Your instructions
In the data below, locate each line with the word "nang" and list it.

Recorded data
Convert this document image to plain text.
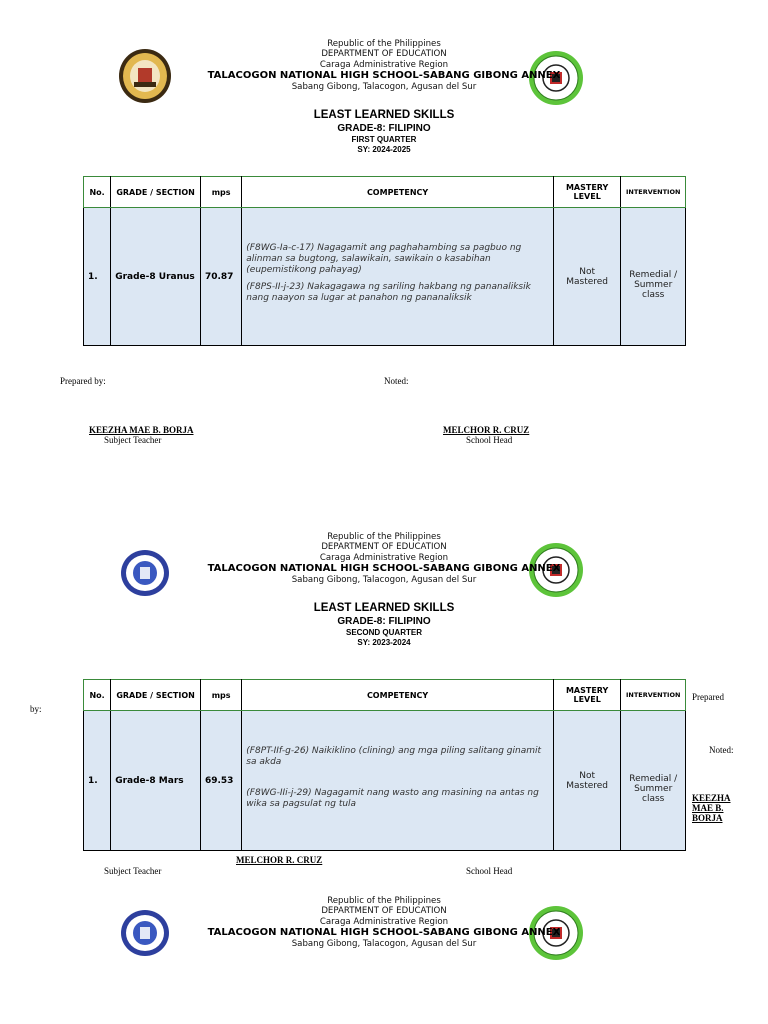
Republic of the Philippines
DEPARTMENT OF EDUCATION
Caraga Administrative Region
TALACOGON NATIONAL HIGH SCHOOL-SABANG GIBONG ANNEX
Sabang Gibong, Talacogon, Agusan del Sur
LEAST LEARNED SKILLS
GRADE-8: FILIPINO
FIRST QUARTER
SY: 2024-2025
No.	GRADE / SECTION	mps	COMPETENCY	MASTERY LEVEL	INTERVENTION
1.	Grade-8 Uranus	70.87	(F8WG-Ia-c-17) Nagagamit ang paghahambing sa pagbuo ng alinman sa bugtong, salawikain, sawikain o kasabihan (eupemistikong pahayag)

(F8PS-II-j-23) Nakagagawa ng sariling hakbang ng pananaliksik nang naayon sa lugar at panahon ng pananaliksik	Not Mastered	Remedial / Summer class
Prepared by:	Noted:
KEEZHA MAE B. BORJA
Subject Teacher
MELCHOR R. CRUZ
School Head
Republic of the Philippines
DEPARTMENT OF EDUCATION
Caraga Administrative Region
TALACOGON NATIONAL HIGH SCHOOL-SABANG GIBONG ANNEX
Sabang Gibong, Talacogon, Agusan del Sur
LEAST LEARNED SKILLS
GRADE-8: FILIPINO
SECOND QUARTER
SY: 2023-2024
No.	GRADE / SECTION	mps	COMPETENCY	MASTERY LEVEL	INTERVENTION
1.	Grade-8 Mars	69.53	(F8PT-IIf-g-26) Naikiklino (clining) ang mga piling salitang ginamit sa akda

(F8WG-IIi-j-29) Nagagamit nang wasto ang masining na antas ng wika sa pagsulat ng tula	Not Mastered	Remedial / Summer class
by:
Prepared
Noted:
KEEZHA MAE B. BORJA
MELCHOR R. CRUZ
Subject Teacher	School Head
Republic of the Philippines
DEPARTMENT OF EDUCATION
Caraga Administrative Region
TALACOGON NATIONAL HIGH SCHOOL-SABANG GIBONG ANNEX
Sabang Gibong, Talacogon, Agusan del Sur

Full answer
(F8PS-II-j-23) Nakagagawa ng sariling hakbang ng pananaliksik nang naayon sa lugar at panahon ng pananaliksik	Not Mastered	Remedial / Summer class
(F8WG-IIi-j-29) Nagagamit nang wasto ang masining na antas ng wika sa pagsulat ng tula	Not Mastered	Remedial / Summer class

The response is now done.